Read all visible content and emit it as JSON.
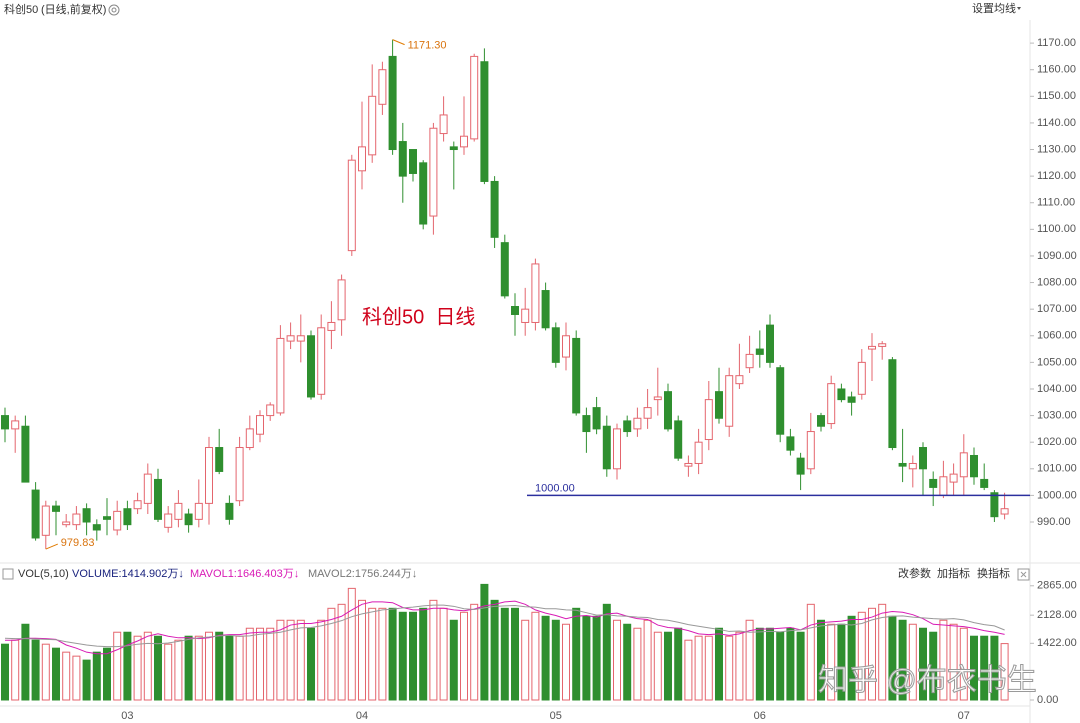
{
  "chart_data": {
    "type": "candlestick",
    "title": "科创50",
    "subtitle": "(日线,前复权)",
    "menu": "设置均线",
    "annotation_text": "科创50  日线",
    "watermark": "知乎 @布衣书生",
    "high_label": {
      "value": 1171.3,
      "label": "1171.30"
    },
    "low_label": {
      "value": 979.83,
      "label": "979.83"
    },
    "hline": {
      "value": 1000,
      "label": "1000.00",
      "color": "#2b2f9e"
    },
    "up_color": "#e4656d",
    "down_color": "#2f8f2f",
    "categories": [
      null,
      null,
      null,
      null,
      null,
      null,
      null,
      null,
      null,
      null,
      null,
      null,
      "03",
      null,
      null,
      null,
      null,
      null,
      null,
      null,
      null,
      null,
      null,
      null,
      null,
      null,
      null,
      null,
      null,
      null,
      null,
      null,
      null,
      null,
      null,
      "04",
      null,
      null,
      null,
      null,
      null,
      null,
      null,
      null,
      null,
      null,
      null,
      null,
      null,
      null,
      null,
      null,
      null,
      null,
      "05",
      null,
      null,
      null,
      null,
      null,
      null,
      null,
      null,
      null,
      null,
      null,
      null,
      null,
      null,
      null,
      null,
      null,
      null,
      null,
      "06",
      null,
      null,
      null,
      null,
      null,
      null,
      null,
      null,
      null,
      null,
      null,
      null,
      null,
      null,
      null,
      null,
      null,
      null,
      null,
      "07",
      null,
      null,
      null,
      null
    ],
    "open": [
      1030,
      1025,
      1026,
      1002,
      985,
      996,
      989,
      989,
      995,
      989,
      992,
      987,
      995,
      995,
      997,
      1006,
      988,
      991,
      993,
      991,
      997,
      1018,
      997,
      998,
      1018,
      1023,
      1030,
      1031,
      1058,
      1058,
      1060,
      1038,
      1062,
      1066,
      1092,
      1122,
      1128,
      1147,
      1165,
      1133,
      1130,
      1125,
      1105,
      1136,
      1131,
      1131,
      1134,
      1163,
      1118,
      1095,
      1071,
      1065,
      1065,
      1077,
      1063,
      1052,
      1059,
      1030,
      1033,
      1026,
      1010,
      1028,
      1025,
      1029,
      1036,
      1039,
      1028,
      1011,
      1012,
      1021,
      1039,
      1026,
      1042,
      1048,
      1055,
      1064,
      1048,
      1022,
      1014,
      1010,
      1030,
      1027,
      1040,
      1037,
      1038,
      1055,
      1056,
      1051,
      1012,
      1010,
      1018,
      1006,
      1000,
      1005,
      1007,
      1015,
      1006,
      1001,
      993
    ],
    "high": [
      1033,
      1030,
      1030,
      1005,
      998,
      998,
      993,
      996,
      997,
      991,
      999,
      998,
      998,
      1001,
      1012,
      1010,
      996,
      1002,
      995,
      1006,
      1022,
      1025,
      1000,
      1022,
      1030,
      1032,
      1035,
      1064,
      1065,
      1068,
      1062,
      1068,
      1073,
      1083,
      1128,
      1148,
      1162,
      1163,
      1171.3,
      1140,
      1130,
      1126,
      1140,
      1150,
      1133,
      1150,
      1166,
      1168,
      1120,
      1098,
      1076,
      1078,
      1089,
      1080,
      1065,
      1065,
      1062,
      1033,
      1037,
      1030,
      1027,
      1030,
      1033,
      1040,
      1048,
      1042,
      1030,
      1015,
      1025,
      1043,
      1048,
      1048,
      1057,
      1060,
      1062,
      1068,
      1049,
      1025,
      1016,
      1031,
      1031,
      1045,
      1042,
      1039,
      1055,
      1061,
      1058,
      1052,
      1025,
      1015,
      1020,
      1009,
      1013,
      1012,
      1023,
      1018,
      1012,
      1002,
      1001
    ],
    "low": [
      1020,
      1016,
      1005,
      983,
      979.83,
      985,
      988,
      987,
      985,
      983,
      985,
      985,
      987,
      993,
      993,
      990,
      986,
      988,
      986,
      988,
      989,
      1008,
      989,
      996,
      1017,
      1020,
      1028,
      1030,
      1055,
      1050,
      1036,
      1036,
      1055,
      1060,
      1090,
      1115,
      1125,
      1143,
      1128,
      1110,
      1118,
      1100,
      1098,
      1133,
      1115,
      1128,
      1133,
      1117,
      1093,
      1074,
      1060,
      1060,
      1062,
      1062,
      1048,
      1047,
      1030,
      1016,
      1023,
      1007,
      1006,
      1022,
      1022,
      1025,
      1030,
      1024,
      1013,
      1007,
      1008,
      1017,
      1027,
      1022,
      1040,
      1046,
      1048,
      1048,
      1020,
      1015,
      1002,
      1008,
      1024,
      1025,
      1035,
      1030,
      1036,
      1043,
      1051,
      1017,
      1005,
      1003,
      1000,
      996,
      999,
      1000,
      1000,
      1004,
      1002,
      990,
      991
    ],
    "close": [
      1025,
      1028,
      1005,
      984,
      996,
      994,
      990,
      993,
      990,
      987,
      991,
      994,
      989,
      998,
      1008,
      991,
      993,
      997,
      989,
      997,
      1018,
      1009,
      991,
      1018,
      1025,
      1030,
      1034,
      1059,
      1060,
      1060,
      1037,
      1063,
      1065,
      1081,
      1126,
      1131,
      1150,
      1160,
      1130,
      1120,
      1121,
      1102,
      1138,
      1143,
      1130,
      1135,
      1165,
      1118,
      1097,
      1075,
      1068,
      1070,
      1087,
      1063,
      1050,
      1060,
      1031,
      1024,
      1025,
      1010,
      1025,
      1024,
      1029,
      1033,
      1037,
      1025,
      1014,
      1012,
      1020,
      1036,
      1029,
      1045,
      1045,
      1053,
      1053,
      1050,
      1023,
      1017,
      1008,
      1024,
      1026,
      1042,
      1036,
      1035,
      1050,
      1056,
      1057,
      1018,
      1011,
      1012,
      1010,
      1003,
      1007,
      1008,
      1016,
      1007,
      1003,
      992,
      995
    ],
    "ylim": [
      977.6,
      1186.2
    ],
    "yticks": [
      {
        "value": 990,
        "label": "990.00"
      },
      {
        "value": 1000,
        "label": "1000.00"
      },
      {
        "value": 1010,
        "label": "1010.00"
      },
      {
        "value": 1020,
        "label": "1020.00"
      },
      {
        "value": 1030,
        "label": "1030.00"
      },
      {
        "value": 1040,
        "label": "1040.00"
      },
      {
        "value": 1050,
        "label": "1050.00"
      },
      {
        "value": 1060,
        "label": "1060.00"
      },
      {
        "value": 1070,
        "label": "1070.00"
      },
      {
        "value": 1080,
        "label": "1080.00"
      },
      {
        "value": 1090,
        "label": "1090.00"
      },
      {
        "value": 1100,
        "label": "1100.00"
      },
      {
        "value": 1110,
        "label": "1110.00"
      },
      {
        "value": 1120,
        "label": "1120.00"
      },
      {
        "value": 1130,
        "label": "1130.00"
      },
      {
        "value": 1140,
        "label": "1140.00"
      },
      {
        "value": 1150,
        "label": "1150.00"
      },
      {
        "value": 1160,
        "label": "1160.00"
      },
      {
        "value": 1170,
        "label": "1170.00"
      }
    ],
    "volume": {
      "indicator": "VOL(5,10)",
      "volume_label": "VOLUME:1414.902万↓",
      "ma5_label": "MAVOL1:1646.403万↓",
      "ma10_label": "MAVOL2:1756.244万↓",
      "ma5_color": "#d81bb5",
      "ma10_color": "#999999",
      "buttons": [
        "改参数",
        "加指标",
        "换指标"
      ],
      "values": [
        1400,
        1500,
        1900,
        1500,
        1400,
        1300,
        1200,
        1100,
        1000,
        1200,
        1300,
        1700,
        1700,
        1600,
        1700,
        1600,
        1400,
        1500,
        1600,
        1600,
        1700,
        1700,
        1600,
        1600,
        1800,
        1800,
        1800,
        2000,
        2000,
        2000,
        1800,
        2000,
        2300,
        2400,
        2800,
        2500,
        2300,
        2300,
        2300,
        2200,
        2200,
        2300,
        2500,
        2300,
        2000,
        2200,
        2400,
        2900,
        2500,
        2300,
        2300,
        2000,
        2200,
        2100,
        2000,
        1900,
        2300,
        2100,
        2100,
        2400,
        2000,
        1900,
        1800,
        2000,
        1700,
        1700,
        1800,
        1500,
        1600,
        1600,
        1800,
        1600,
        1700,
        2000,
        1800,
        1800,
        1700,
        1800,
        1700,
        2400,
        2000,
        1900,
        1900,
        2100,
        2200,
        2300,
        2400,
        2100,
        2000,
        1900,
        1800,
        1700,
        2000,
        1900,
        1800,
        1600,
        1600,
        1600,
        1414.902
      ],
      "ma5": [
        1500,
        1500,
        1550,
        1550,
        1540,
        1520,
        1380,
        1300,
        1200,
        1160,
        1160,
        1260,
        1380,
        1480,
        1600,
        1660,
        1600,
        1560,
        1560,
        1540,
        1560,
        1620,
        1640,
        1640,
        1680,
        1700,
        1700,
        1760,
        1880,
        1920,
        1920,
        1960,
        2020,
        2100,
        2260,
        2400,
        2460,
        2460,
        2440,
        2320,
        2260,
        2260,
        2300,
        2300,
        2260,
        2240,
        2280,
        2360,
        2400,
        2460,
        2480,
        2400,
        2260,
        2180,
        2120,
        2040,
        2100,
        2120,
        2080,
        2160,
        2180,
        2100,
        2040,
        2020,
        1880,
        1820,
        1800,
        1740,
        1660,
        1640,
        1660,
        1620,
        1660,
        1740,
        1780,
        1780,
        1800,
        1820,
        1760,
        1880,
        1940,
        1960,
        1980,
        2020,
        2020,
        2080,
        2180,
        2220,
        2200,
        2140,
        2040,
        1900,
        1880,
        1860,
        1840,
        1800,
        1740,
        1700,
        1646.403
      ],
      "ma10": [
        1550,
        1540,
        1540,
        1530,
        1520,
        1510,
        1460,
        1420,
        1380,
        1350,
        1340,
        1340,
        1360,
        1400,
        1420,
        1410,
        1430,
        1470,
        1520,
        1560,
        1580,
        1610,
        1620,
        1600,
        1610,
        1650,
        1670,
        1700,
        1760,
        1810,
        1820,
        1860,
        1920,
        1990,
        2090,
        2160,
        2210,
        2260,
        2280,
        2310,
        2330,
        2360,
        2380,
        2380,
        2350,
        2290,
        2270,
        2310,
        2350,
        2360,
        2370,
        2340,
        2330,
        2290,
        2290,
        2260,
        2250,
        2190,
        2130,
        2140,
        2110,
        2100,
        2080,
        2070,
        2020,
        2000,
        1950,
        1890,
        1850,
        1810,
        1770,
        1720,
        1730,
        1700,
        1710,
        1720,
        1710,
        1740,
        1760,
        1810,
        1860,
        1880,
        1900,
        1880,
        1920,
        2010,
        2070,
        2100,
        2110,
        2080,
        2060,
        2040,
        2030,
        2040,
        2010,
        1940,
        1890,
        1860,
        1756.244
      ],
      "ylim": [
        0,
        2960
      ],
      "yticks": [
        {
          "value": 0,
          "label": "0.00"
        },
        {
          "value": 1422,
          "label": "1422.00"
        },
        {
          "value": 2128,
          "label": "2128.00"
        },
        {
          "value": 2865,
          "label": "2865.00"
        }
      ]
    }
  }
}
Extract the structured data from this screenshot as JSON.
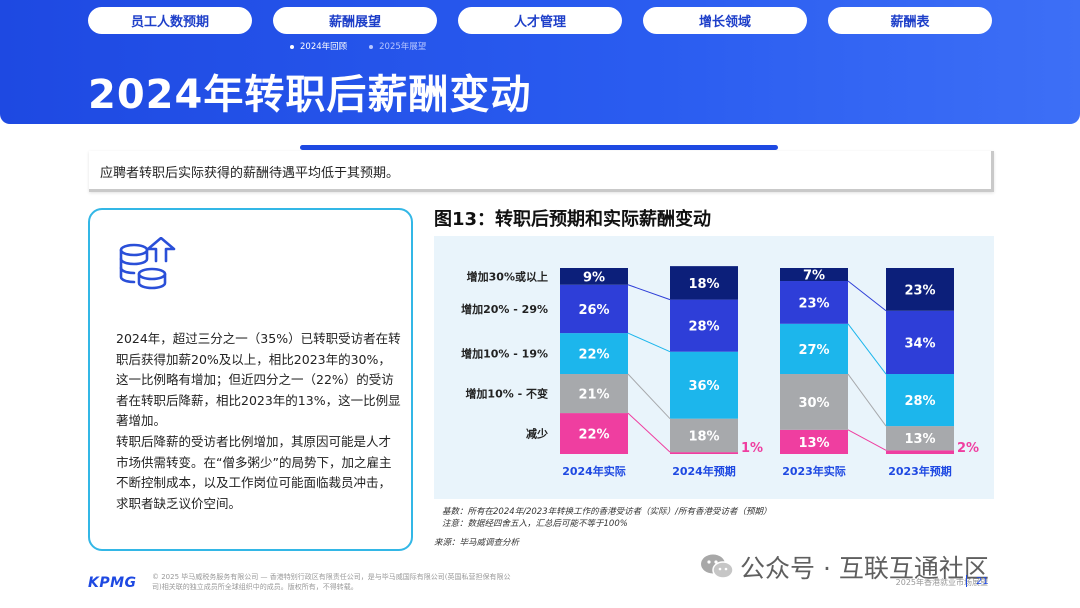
{
  "nav": {
    "tabs": [
      {
        "label": "员工人数预期"
      },
      {
        "label": "薪酬展望"
      },
      {
        "label": "人才管理"
      },
      {
        "label": "增长领域"
      },
      {
        "label": "薪酬表"
      }
    ],
    "subtabs": [
      {
        "label": "2024年回顾"
      },
      {
        "label": "2025年展望"
      }
    ]
  },
  "page_title": "2024年转职后薪酬变动",
  "summary": "应聘者转职后实际获得的薪酬待遇平均低于其预期。",
  "card": {
    "icon": "coins-arrow-up-icon",
    "paragraph1": "2024年，超过三分之一（35%）已转职受访者在转职后获得加薪20%及以上，相比2023年的30%，这一比例略有增加；但近四分之一（22%）的受访者在转职后降薪，相比2023年的13%，这一比例显著增加。",
    "paragraph2": "转职后降薪的受访者比例增加，其原因可能是人才市场供需转变。在“僧多粥少”的局势下，加之雇主不断控制成本，以及工作岗位可能面临裁员冲击，求职者缺乏议价空间。"
  },
  "figure_title": "图13：转职后预期和实际薪酬变动",
  "chart_data": {
    "type": "bar",
    "stacked": true,
    "normalized_to": 100,
    "categories": [
      "2024年实际",
      "2024年预期",
      "2023年实际",
      "2023年预期"
    ],
    "series": [
      {
        "name": "减少",
        "color": "#ef3ea0",
        "values": [
          22,
          1,
          13,
          2
        ],
        "labels": [
          "22%",
          "1%",
          "13%",
          "2%"
        ]
      },
      {
        "name": "增加10% - 不变",
        "color": "#a7a9ac",
        "values": [
          21,
          18,
          30,
          13
        ],
        "labels": [
          "21%",
          "18%",
          "30%",
          "13%"
        ]
      },
      {
        "name": "增加10% - 19%",
        "color": "#1cb6ec",
        "values": [
          22,
          36,
          27,
          28
        ],
        "labels": [
          "22%",
          "36%",
          "27%",
          "28%"
        ]
      },
      {
        "name": "增加20% - 29%",
        "color": "#2e3ed8",
        "values": [
          26,
          28,
          23,
          34
        ],
        "labels": [
          "26%",
          "28%",
          "23%",
          "34%"
        ]
      },
      {
        "name": "增加30%或以上",
        "color": "#0c1f7a",
        "values": [
          9,
          18,
          7,
          23
        ],
        "labels": [
          "9%",
          "18%",
          "7%",
          "23%"
        ]
      }
    ],
    "grid": false,
    "legend": "left"
  },
  "notes": {
    "basis": "基数：所有在2024年/2023年转换工作的香港受访者（实际）/所有香港受访者（预期）",
    "note": "注意：数据经四舍五入，汇总后可能不等于100%",
    "source": "来源：毕马威调查分析"
  },
  "footer": {
    "logo": "KPMG",
    "copyright": "© 2025 毕马威税务服务有限公司 — 香港特别行政区有限责任公司，是与毕马威国际有限公司(英国私营担保有限公司)相关联的独立成员所全球组织中的成员。版权所有，不得转载。",
    "watermark": "公众号 · 互联互通社区",
    "report": "2025年香港就业市场展望",
    "page": "21"
  },
  "colors": {
    "brand": "#1e49e2",
    "accent_teal": "#33b7e6"
  }
}
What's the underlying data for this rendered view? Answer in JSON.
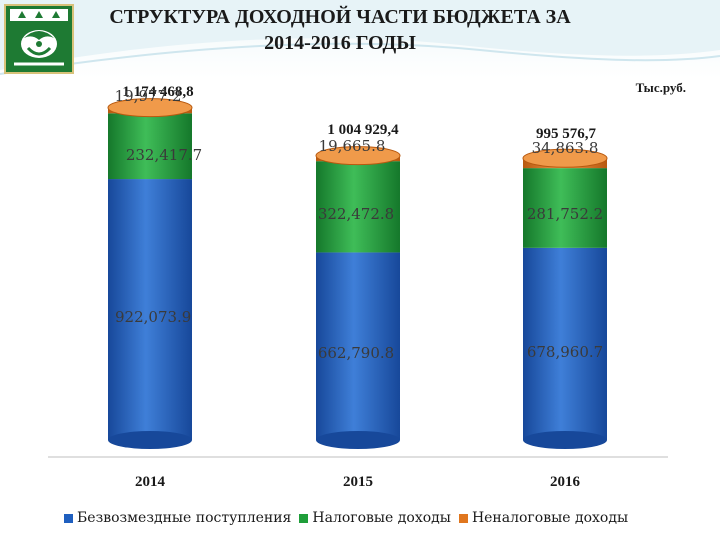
{
  "title_line1": "СТРУКТУРА ДОХОДНОЙ ЧАСТИ БЮДЖЕТА ЗА",
  "title_line2": "2014-2016 ГОДЫ",
  "unit": "Тыс.руб.",
  "colors": {
    "bezvozmezdnye": "#1f5fbf",
    "nalogovye": "#1f9e3a",
    "nenalogovye": "#e0761e"
  },
  "chart_data": {
    "type": "bar",
    "stacked": true,
    "categories": [
      "2014",
      "2015",
      "2016"
    ],
    "totals": [
      "1 174 468,8",
      "1 004 929,4",
      "995 576,7"
    ],
    "series": [
      {
        "name": "Безвозмездные поступления",
        "values": [
          922073.9,
          662790.8,
          678960.7
        ],
        "labels": [
          "922,073.9",
          "662,790.8",
          "678,960.7"
        ]
      },
      {
        "name": "Налоговые доходы",
        "values": [
          232417.7,
          322472.8,
          281752.2
        ],
        "labels": [
          "232,417.7",
          "322,472.8",
          "281,752.2"
        ]
      },
      {
        "name": "Неналоговые доходы",
        "values": [
          19977.2,
          19665.8,
          34863.8
        ],
        "labels": [
          "19,977.2",
          "19,665.8",
          "34,863.8"
        ]
      }
    ],
    "legend_position": "bottom"
  }
}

======

**THE PROBLEM**
Filter the listing above for the string "доходы" and copy every matching line.

**FINISHED TASK**
        "name": "Налоговые доходы",
        "name": "Неналоговые доходы",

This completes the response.